*The problem*
Find the lines below that contain the string "icon". Copy each one.

─── Input

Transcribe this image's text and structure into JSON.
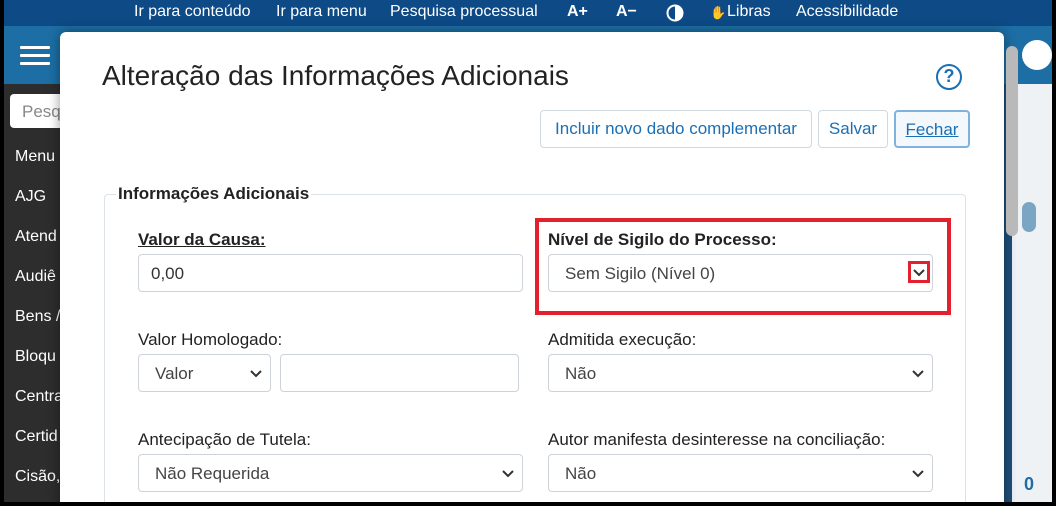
{
  "topbar": {
    "items": [
      "Ir para conteúdo",
      "Ir para menu",
      "Pesquisa processual",
      "A+",
      "A−",
      "Libras",
      "Acessibilidade"
    ]
  },
  "sidebar": {
    "search_placeholder": "Pesq",
    "items": [
      "Menu",
      "AJG",
      "Atend",
      "Audiê",
      "Bens /",
      "Bloqu",
      "Centra",
      "Certid",
      "Cisão,"
    ]
  },
  "background": {
    "right_number": "0"
  },
  "modal": {
    "title": "Alteração das Informações Adicionais",
    "help_label": "?",
    "buttons": {
      "add": "Incluir novo dado complementar",
      "save": "Salvar",
      "close": "Fechar"
    },
    "section_title": "Informações Adicionais",
    "fields": {
      "valor_causa": {
        "label": "Valor da Causa:",
        "value": "0,00"
      },
      "nivel_sigilo": {
        "label": "Nível de Sigilo do Processo:",
        "value": "Sem Sigilo (Nível 0)"
      },
      "valor_homologado": {
        "label": "Valor Homologado:",
        "select_value": "Valor",
        "value": ""
      },
      "admitida_execucao": {
        "label": "Admitida execução:",
        "value": "Não"
      },
      "antecipacao_tutela": {
        "label": "Antecipação de Tutela:",
        "value": "Não Requerida"
      },
      "autor_desinteresse": {
        "label": "Autor manifesta desinteresse na conciliação:",
        "value": "Não"
      }
    }
  },
  "colors": {
    "topbar": "#0d4a86",
    "accent": "#1a6fb5",
    "highlight": "#e3202d"
  }
}
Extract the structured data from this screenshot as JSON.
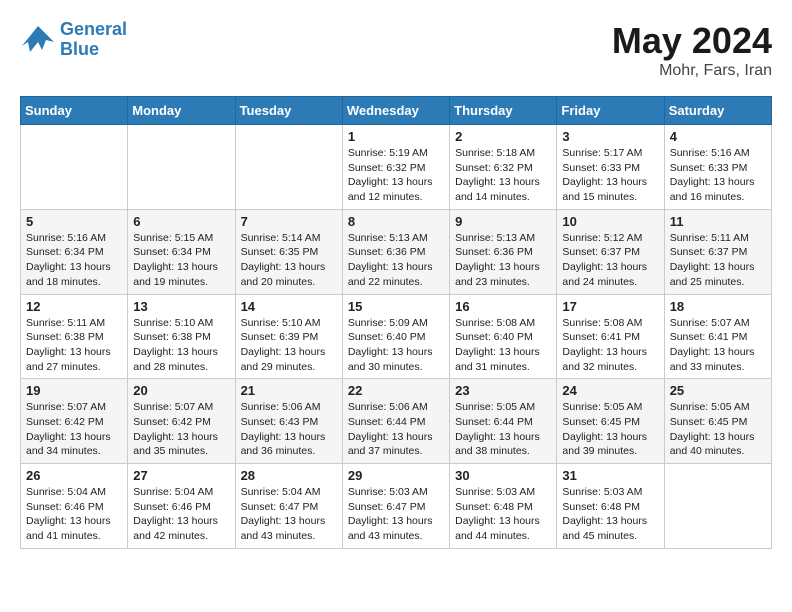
{
  "header": {
    "logo_line1": "General",
    "logo_line2": "Blue",
    "month": "May 2024",
    "location": "Mohr, Fars, Iran"
  },
  "weekdays": [
    "Sunday",
    "Monday",
    "Tuesday",
    "Wednesday",
    "Thursday",
    "Friday",
    "Saturday"
  ],
  "rows": [
    [
      {
        "day": "",
        "sunrise": "",
        "sunset": "",
        "daylight": ""
      },
      {
        "day": "",
        "sunrise": "",
        "sunset": "",
        "daylight": ""
      },
      {
        "day": "",
        "sunrise": "",
        "sunset": "",
        "daylight": ""
      },
      {
        "day": "1",
        "sunrise": "Sunrise: 5:19 AM",
        "sunset": "Sunset: 6:32 PM",
        "daylight": "Daylight: 13 hours and 12 minutes."
      },
      {
        "day": "2",
        "sunrise": "Sunrise: 5:18 AM",
        "sunset": "Sunset: 6:32 PM",
        "daylight": "Daylight: 13 hours and 14 minutes."
      },
      {
        "day": "3",
        "sunrise": "Sunrise: 5:17 AM",
        "sunset": "Sunset: 6:33 PM",
        "daylight": "Daylight: 13 hours and 15 minutes."
      },
      {
        "day": "4",
        "sunrise": "Sunrise: 5:16 AM",
        "sunset": "Sunset: 6:33 PM",
        "daylight": "Daylight: 13 hours and 16 minutes."
      }
    ],
    [
      {
        "day": "5",
        "sunrise": "Sunrise: 5:16 AM",
        "sunset": "Sunset: 6:34 PM",
        "daylight": "Daylight: 13 hours and 18 minutes."
      },
      {
        "day": "6",
        "sunrise": "Sunrise: 5:15 AM",
        "sunset": "Sunset: 6:34 PM",
        "daylight": "Daylight: 13 hours and 19 minutes."
      },
      {
        "day": "7",
        "sunrise": "Sunrise: 5:14 AM",
        "sunset": "Sunset: 6:35 PM",
        "daylight": "Daylight: 13 hours and 20 minutes."
      },
      {
        "day": "8",
        "sunrise": "Sunrise: 5:13 AM",
        "sunset": "Sunset: 6:36 PM",
        "daylight": "Daylight: 13 hours and 22 minutes."
      },
      {
        "day": "9",
        "sunrise": "Sunrise: 5:13 AM",
        "sunset": "Sunset: 6:36 PM",
        "daylight": "Daylight: 13 hours and 23 minutes."
      },
      {
        "day": "10",
        "sunrise": "Sunrise: 5:12 AM",
        "sunset": "Sunset: 6:37 PM",
        "daylight": "Daylight: 13 hours and 24 minutes."
      },
      {
        "day": "11",
        "sunrise": "Sunrise: 5:11 AM",
        "sunset": "Sunset: 6:37 PM",
        "daylight": "Daylight: 13 hours and 25 minutes."
      }
    ],
    [
      {
        "day": "12",
        "sunrise": "Sunrise: 5:11 AM",
        "sunset": "Sunset: 6:38 PM",
        "daylight": "Daylight: 13 hours and 27 minutes."
      },
      {
        "day": "13",
        "sunrise": "Sunrise: 5:10 AM",
        "sunset": "Sunset: 6:38 PM",
        "daylight": "Daylight: 13 hours and 28 minutes."
      },
      {
        "day": "14",
        "sunrise": "Sunrise: 5:10 AM",
        "sunset": "Sunset: 6:39 PM",
        "daylight": "Daylight: 13 hours and 29 minutes."
      },
      {
        "day": "15",
        "sunrise": "Sunrise: 5:09 AM",
        "sunset": "Sunset: 6:40 PM",
        "daylight": "Daylight: 13 hours and 30 minutes."
      },
      {
        "day": "16",
        "sunrise": "Sunrise: 5:08 AM",
        "sunset": "Sunset: 6:40 PM",
        "daylight": "Daylight: 13 hours and 31 minutes."
      },
      {
        "day": "17",
        "sunrise": "Sunrise: 5:08 AM",
        "sunset": "Sunset: 6:41 PM",
        "daylight": "Daylight: 13 hours and 32 minutes."
      },
      {
        "day": "18",
        "sunrise": "Sunrise: 5:07 AM",
        "sunset": "Sunset: 6:41 PM",
        "daylight": "Daylight: 13 hours and 33 minutes."
      }
    ],
    [
      {
        "day": "19",
        "sunrise": "Sunrise: 5:07 AM",
        "sunset": "Sunset: 6:42 PM",
        "daylight": "Daylight: 13 hours and 34 minutes."
      },
      {
        "day": "20",
        "sunrise": "Sunrise: 5:07 AM",
        "sunset": "Sunset: 6:42 PM",
        "daylight": "Daylight: 13 hours and 35 minutes."
      },
      {
        "day": "21",
        "sunrise": "Sunrise: 5:06 AM",
        "sunset": "Sunset: 6:43 PM",
        "daylight": "Daylight: 13 hours and 36 minutes."
      },
      {
        "day": "22",
        "sunrise": "Sunrise: 5:06 AM",
        "sunset": "Sunset: 6:44 PM",
        "daylight": "Daylight: 13 hours and 37 minutes."
      },
      {
        "day": "23",
        "sunrise": "Sunrise: 5:05 AM",
        "sunset": "Sunset: 6:44 PM",
        "daylight": "Daylight: 13 hours and 38 minutes."
      },
      {
        "day": "24",
        "sunrise": "Sunrise: 5:05 AM",
        "sunset": "Sunset: 6:45 PM",
        "daylight": "Daylight: 13 hours and 39 minutes."
      },
      {
        "day": "25",
        "sunrise": "Sunrise: 5:05 AM",
        "sunset": "Sunset: 6:45 PM",
        "daylight": "Daylight: 13 hours and 40 minutes."
      }
    ],
    [
      {
        "day": "26",
        "sunrise": "Sunrise: 5:04 AM",
        "sunset": "Sunset: 6:46 PM",
        "daylight": "Daylight: 13 hours and 41 minutes."
      },
      {
        "day": "27",
        "sunrise": "Sunrise: 5:04 AM",
        "sunset": "Sunset: 6:46 PM",
        "daylight": "Daylight: 13 hours and 42 minutes."
      },
      {
        "day": "28",
        "sunrise": "Sunrise: 5:04 AM",
        "sunset": "Sunset: 6:47 PM",
        "daylight": "Daylight: 13 hours and 43 minutes."
      },
      {
        "day": "29",
        "sunrise": "Sunrise: 5:03 AM",
        "sunset": "Sunset: 6:47 PM",
        "daylight": "Daylight: 13 hours and 43 minutes."
      },
      {
        "day": "30",
        "sunrise": "Sunrise: 5:03 AM",
        "sunset": "Sunset: 6:48 PM",
        "daylight": "Daylight: 13 hours and 44 minutes."
      },
      {
        "day": "31",
        "sunrise": "Sunrise: 5:03 AM",
        "sunset": "Sunset: 6:48 PM",
        "daylight": "Daylight: 13 hours and 45 minutes."
      },
      {
        "day": "",
        "sunrise": "",
        "sunset": "",
        "daylight": ""
      }
    ]
  ]
}
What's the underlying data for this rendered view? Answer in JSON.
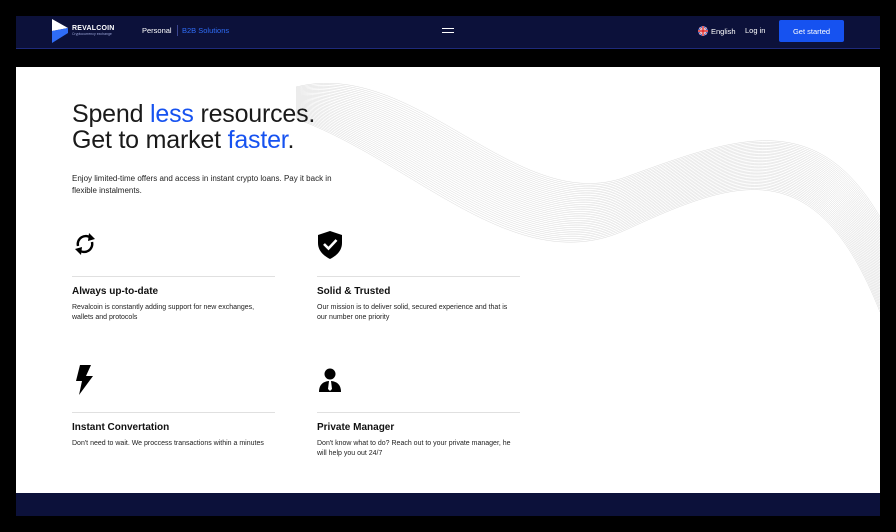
{
  "header": {
    "logo_name": "REVALCOIN",
    "logo_sub": "Cryptocurrency exchange",
    "nav_personal": "Personal",
    "nav_b2b": "B2B Solutions",
    "language": "English",
    "login": "Log in",
    "cta": "Get started"
  },
  "hero": {
    "line1_pre": "Spend ",
    "line1_accent": "less",
    "line1_post": " resources.",
    "line2_pre": "Get to market ",
    "line2_accent": "faster",
    "line2_post": ".",
    "description": "Enjoy limited-time offers and access in instant crypto loans. Pay it back in flexible instalments."
  },
  "features": [
    {
      "title": "Always up-to-date",
      "desc": "Revalcoin is constantly adding support for new exchanges, wallets and protocols",
      "icon": "refresh-icon"
    },
    {
      "title": "Solid & Trusted",
      "desc": "Our mission is to deliver solid, secured experience and that is our number one priority",
      "icon": "shield-check-icon"
    },
    {
      "title": "Instant Convertation",
      "desc": "Don't need to wait. We proccess transactions within a minutes",
      "icon": "lightning-icon"
    },
    {
      "title": "Private Manager",
      "desc": "Don't know what to do? Reach out to your private manager, he will help you out 24/7",
      "icon": "manager-icon"
    }
  ],
  "colors": {
    "accent": "#1652f0",
    "header_bg": "#0c113a"
  }
}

──────

*Task output*
      "icon": "refresh-icon"
      "icon": "shield-check-icon"
      "icon": "lightning-icon"
      "icon": "manager-icon"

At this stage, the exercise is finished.